**EXERCISE OBJECTIVE**:
Repeat, exactly and completely, the material that follows. Omit the pictures.

Begin SUPPLIED RECORDS

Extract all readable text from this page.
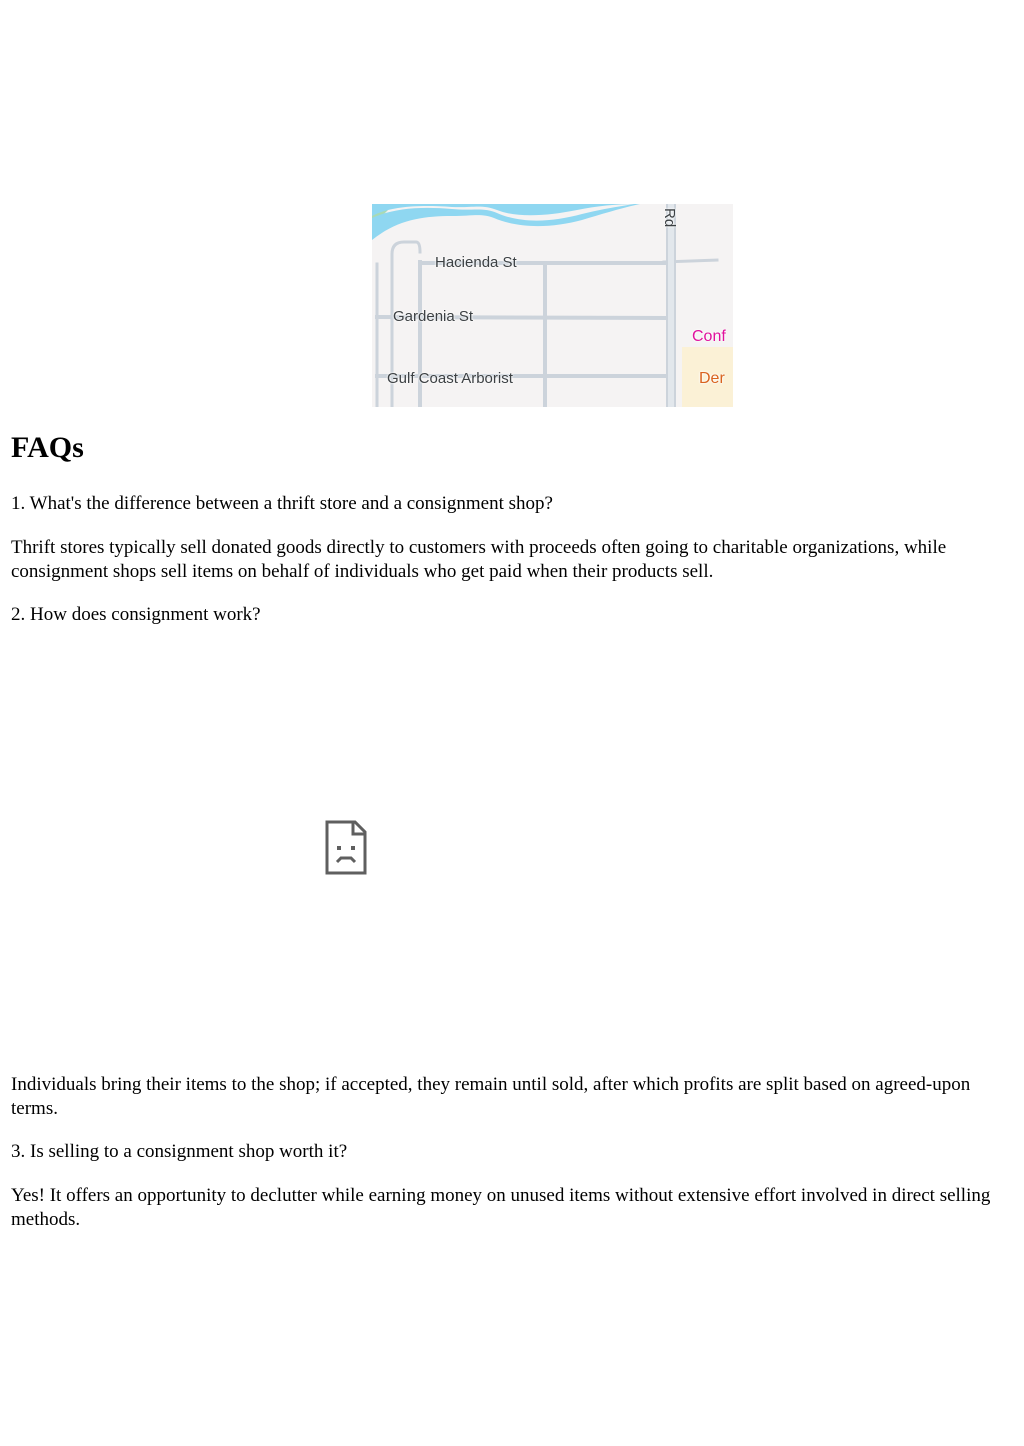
Hacienda St
Gardenia St
Gulf Coast Arborist
Rd
Conf
Der
FAQs

1. What's the difference between a thrift store and a consignment shop?

Thrift stores typically sell donated goods directly to customers with proceeds often going to charitable organizations, while consignment shops sell items on behalf of individuals who get paid when their products sell.

2. How does consignment work?

Individuals bring their items to the shop; if accepted, they remain until sold, after which profits are split based on agreed-upon terms.

3. Is selling to a consignment shop worth it?

Yes! It offers an opportunity to declutter while earning money on unused items without extensive effort involved in direct selling methods.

End SUPPLIED RECORDS

**ANSWER TO THE PROBLEM**:
Extract all readable text from this page.
Hacienda St
Gardenia St
Gulf Coast Arborist
Rd
Conf
Der
FAQs

1. What's the difference between a thrift store and a consignment shop?

Thrift stores typically sell donated goods directly to customers with proceeds often going to charitable organizations, while consignment shops sell items on behalf of individuals who get paid when their products sell.

2. How does consignment work?

Individuals bring their items to the shop; if accepted, they remain until sold, after which profits are split based on agreed-upon terms.

3. Is selling to a consignment shop worth it?

Yes! It offers an opportunity to declutter while earning money on unused items without extensive effort involved in direct selling methods.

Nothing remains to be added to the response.